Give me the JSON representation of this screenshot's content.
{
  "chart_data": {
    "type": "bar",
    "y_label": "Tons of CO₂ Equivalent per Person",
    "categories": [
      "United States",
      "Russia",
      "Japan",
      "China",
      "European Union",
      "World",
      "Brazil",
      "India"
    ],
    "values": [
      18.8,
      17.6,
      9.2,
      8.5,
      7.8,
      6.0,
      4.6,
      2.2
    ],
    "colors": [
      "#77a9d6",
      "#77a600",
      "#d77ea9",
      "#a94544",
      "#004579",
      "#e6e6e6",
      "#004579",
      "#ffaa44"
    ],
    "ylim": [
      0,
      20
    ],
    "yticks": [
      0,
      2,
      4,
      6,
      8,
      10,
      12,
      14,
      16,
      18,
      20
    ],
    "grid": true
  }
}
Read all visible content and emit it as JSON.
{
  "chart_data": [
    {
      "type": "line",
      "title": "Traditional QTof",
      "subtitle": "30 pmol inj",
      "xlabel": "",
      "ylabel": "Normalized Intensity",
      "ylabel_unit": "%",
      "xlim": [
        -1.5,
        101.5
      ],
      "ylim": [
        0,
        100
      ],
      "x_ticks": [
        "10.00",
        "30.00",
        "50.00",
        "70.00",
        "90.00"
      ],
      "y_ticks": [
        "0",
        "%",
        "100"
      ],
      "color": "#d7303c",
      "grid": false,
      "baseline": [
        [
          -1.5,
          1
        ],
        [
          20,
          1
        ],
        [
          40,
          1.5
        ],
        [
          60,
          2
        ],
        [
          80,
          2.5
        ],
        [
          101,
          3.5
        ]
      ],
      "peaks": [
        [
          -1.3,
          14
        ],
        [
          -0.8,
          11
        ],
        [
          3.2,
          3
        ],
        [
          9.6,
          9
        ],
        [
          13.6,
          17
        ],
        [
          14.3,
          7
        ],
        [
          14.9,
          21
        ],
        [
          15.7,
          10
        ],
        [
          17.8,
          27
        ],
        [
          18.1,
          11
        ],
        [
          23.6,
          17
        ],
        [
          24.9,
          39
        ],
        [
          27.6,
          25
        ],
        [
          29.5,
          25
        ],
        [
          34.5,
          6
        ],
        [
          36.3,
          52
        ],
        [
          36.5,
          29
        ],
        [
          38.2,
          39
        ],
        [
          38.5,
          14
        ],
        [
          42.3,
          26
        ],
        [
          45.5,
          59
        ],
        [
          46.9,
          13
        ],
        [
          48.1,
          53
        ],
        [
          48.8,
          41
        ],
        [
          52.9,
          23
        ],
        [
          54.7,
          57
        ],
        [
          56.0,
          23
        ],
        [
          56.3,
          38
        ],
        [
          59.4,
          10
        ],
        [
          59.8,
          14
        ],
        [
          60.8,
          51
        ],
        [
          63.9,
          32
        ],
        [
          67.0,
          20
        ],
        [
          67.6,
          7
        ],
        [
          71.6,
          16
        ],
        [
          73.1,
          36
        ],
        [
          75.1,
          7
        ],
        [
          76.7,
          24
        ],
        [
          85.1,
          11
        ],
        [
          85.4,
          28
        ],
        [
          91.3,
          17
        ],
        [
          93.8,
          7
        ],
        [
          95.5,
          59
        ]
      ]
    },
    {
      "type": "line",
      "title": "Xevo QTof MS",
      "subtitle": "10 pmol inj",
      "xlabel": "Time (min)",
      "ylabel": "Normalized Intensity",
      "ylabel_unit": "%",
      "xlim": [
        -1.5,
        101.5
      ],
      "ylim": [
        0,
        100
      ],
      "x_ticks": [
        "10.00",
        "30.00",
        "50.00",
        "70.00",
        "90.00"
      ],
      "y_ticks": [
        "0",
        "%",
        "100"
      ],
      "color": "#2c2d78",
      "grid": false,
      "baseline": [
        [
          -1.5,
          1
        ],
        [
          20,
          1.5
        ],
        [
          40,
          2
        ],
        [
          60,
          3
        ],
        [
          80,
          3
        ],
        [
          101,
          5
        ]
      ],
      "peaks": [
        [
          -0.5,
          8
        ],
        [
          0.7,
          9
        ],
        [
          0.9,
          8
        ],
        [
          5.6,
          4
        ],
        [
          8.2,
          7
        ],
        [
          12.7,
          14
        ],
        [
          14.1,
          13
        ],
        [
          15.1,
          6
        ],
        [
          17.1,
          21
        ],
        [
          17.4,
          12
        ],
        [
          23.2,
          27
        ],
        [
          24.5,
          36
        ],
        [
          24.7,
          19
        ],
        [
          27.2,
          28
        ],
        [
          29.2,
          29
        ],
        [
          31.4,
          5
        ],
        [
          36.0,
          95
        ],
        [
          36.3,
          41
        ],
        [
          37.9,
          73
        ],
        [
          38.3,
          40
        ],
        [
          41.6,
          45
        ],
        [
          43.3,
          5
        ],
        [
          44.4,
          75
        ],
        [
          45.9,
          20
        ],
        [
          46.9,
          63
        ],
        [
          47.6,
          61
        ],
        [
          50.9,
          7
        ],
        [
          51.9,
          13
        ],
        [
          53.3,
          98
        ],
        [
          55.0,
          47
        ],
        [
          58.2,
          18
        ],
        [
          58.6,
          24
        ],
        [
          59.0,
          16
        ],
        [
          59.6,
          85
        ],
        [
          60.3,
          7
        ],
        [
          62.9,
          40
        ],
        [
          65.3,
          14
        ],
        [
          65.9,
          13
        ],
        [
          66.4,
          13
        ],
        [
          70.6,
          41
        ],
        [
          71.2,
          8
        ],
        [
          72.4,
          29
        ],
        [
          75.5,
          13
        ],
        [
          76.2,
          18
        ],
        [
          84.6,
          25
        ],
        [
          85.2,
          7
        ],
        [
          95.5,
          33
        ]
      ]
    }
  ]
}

================================

Given request - Give all the entries again exactly; leave none out.

Solution to the exercise -
Give me the JSON representation of this screenshot's content.
{
  "chart_data": {
    "type": "bar",
    "y_label": "Tons of CO₂ Equivalent per Person",
    "categories": [
      "United States",
      "Russia",
      "Japan",
      "China",
      "European Union",
      "World",
      "Brazil",
      "India"
    ],
    "values": [
      18.8,
      17.6,
      9.2,
      8.5,
      7.8,
      6.0,
      4.6,
      2.2
    ],
    "colors": [
      "#77a9d6",
      "#77a600",
      "#d77ea9",
      "#a94544",
      "#004579",
      "#e6e6e6",
      "#004579",
      "#ffaa44"
    ],
    "ylim": [
      0,
      20
    ],
    "yticks": [
      0,
      2,
      4,
      6,
      8,
      10,
      12,
      14,
      16,
      18,
      20
    ],
    "grid": true
  }
}
Read all visible content and emit it as JSON.
{
  "chart_data": [
    {
      "type": "line",
      "title": "Traditional QTof",
      "subtitle": "30 pmol inj",
      "xlabel": "",
      "ylabel": "Normalized Intensity",
      "ylabel_unit": "%",
      "xlim": [
        -1.5,
        101.5
      ],
      "ylim": [
        0,
        100
      ],
      "x_ticks": [
        "10.00",
        "30.00",
        "50.00",
        "70.00",
        "90.00"
      ],
      "y_ticks": [
        "0",
        "%",
        "100"
      ],
      "color": "#d7303c",
      "grid": false,
      "baseline": [
        [
          -1.5,
          1
        ],
        [
          20,
          1
        ],
        [
          40,
          1.5
        ],
        [
          60,
          2
        ],
        [
          80,
          2.5
        ],
        [
          101,
          3.5
        ]
      ],
      "peaks": [
        [
          -1.3,
          14
        ],
        [
          -0.8,
          11
        ],
        [
          3.2,
          3
        ],
        [
          9.6,
          9
        ],
        [
          13.6,
          17
        ],
        [
          14.3,
          7
        ],
        [
          14.9,
          21
        ],
        [
          15.7,
          10
        ],
        [
          17.8,
          27
        ],
        [
          18.1,
          11
        ],
        [
          23.6,
          17
        ],
        [
          24.9,
          39
        ],
        [
          27.6,
          25
        ],
        [
          29.5,
          25
        ],
        [
          34.5,
          6
        ],
        [
          36.3,
          52
        ],
        [
          36.5,
          29
        ],
        [
          38.2,
          39
        ],
        [
          38.5,
          14
        ],
        [
          42.3,
          26
        ],
        [
          45.5,
          59
        ],
        [
          46.9,
          13
        ],
        [
          48.1,
          53
        ],
        [
          48.8,
          41
        ],
        [
          52.9,
          23
        ],
        [
          54.7,
          57
        ],
        [
          56.0,
          23
        ],
        [
          56.3,
          38
        ],
        [
          59.4,
          10
        ],
        [
          59.8,
          14
        ],
        [
          60.8,
          51
        ],
        [
          63.9,
          32
        ],
        [
          67.0,
          20
        ],
        [
          67.6,
          7
        ],
        [
          71.6,
          16
        ],
        [
          73.1,
          36
        ],
        [
          75.1,
          7
        ],
        [
          76.7,
          24
        ],
        [
          85.1,
          11
        ],
        [
          85.4,
          28
        ],
        [
          91.3,
          17
        ],
        [
          93.8,
          7
        ],
        [
          95.5,
          59
        ]
      ]
    },
    {
      "type": "line",
      "title": "Xevo QTof MS",
      "subtitle": "10 pmol inj",
      "xlabel": "Time (min)",
      "ylabel": "Normalized Intensity",
      "ylabel_unit": "%",
      "xlim": [
        -1.5,
        101.5
      ],
      "ylim": [
        0,
        100
      ],
      "x_ticks": [
        "10.00",
        "30.00",
        "50.00",
        "70.00",
        "90.00"
      ],
      "y_ticks": [
        "0",
        "%",
        "100"
      ],
      "color": "#2c2d78",
      "grid": false,
      "baseline": [
        [
          -1.5,
          1
        ],
        [
          20,
          1.5
        ],
        [
          40,
          2
        ],
        [
          60,
          3
        ],
        [
          80,
          3
        ],
        [
          101,
          5
        ]
      ],
      "peaks": [
        [
          -0.5,
          8
        ],
        [
          0.7,
          9
        ],
        [
          0.9,
          8
        ],
        [
          5.6,
          4
        ],
        [
          8.2,
          7
        ],
        [
          12.7,
          14
        ],
        [
          14.1,
          13
        ],
        [
          15.1,
          6
        ],
        [
          17.1,
          21
        ],
        [
          17.4,
          12
        ],
        [
          23.2,
          27
        ],
        [
          24.5,
          36
        ],
        [
          24.7,
          19
        ],
        [
          27.2,
          28
        ],
        [
          29.2,
          29
        ],
        [
          31.4,
          5
        ],
        [
          36.0,
          95
        ],
        [
          36.3,
          41
        ],
        [
          37.9,
          73
        ],
        [
          38.3,
          40
        ],
        [
          41.6,
          45
        ],
        [
          43.3,
          5
        ],
        [
          44.4,
          75
        ],
        [
          45.9,
          20
        ],
        [
          46.9,
          63
        ],
        [
          47.6,
          61
        ],
        [
          50.9,
          7
        ],
        [
          51.9,
          13
        ],
        [
          53.3,
          98
        ],
        [
          55.0,
          47
        ],
        [
          58.2,
          18
        ],
        [
          58.6,
          24
        ],
        [
          59.0,
          16
        ],
        [
          59.6,
          85
        ],
        [
          60.3,
          7
        ],
        [
          62.9,
          40
        ],
        [
          65.3,
          14
        ],
        [
          65.9,
          13
        ],
        [
          66.4,
          13
        ],
        [
          70.6,
          41
        ],
        [
          71.2,
          8
        ],
        [
          72.4,
          29
        ],
        [
          75.5,
          13
        ],
        [
          76.2,
          18
        ],
        [
          84.6,
          25
        ],
        [
          85.2,
          7
        ],
        [
          95.5,
          33
        ]
      ]
    }
  ]
}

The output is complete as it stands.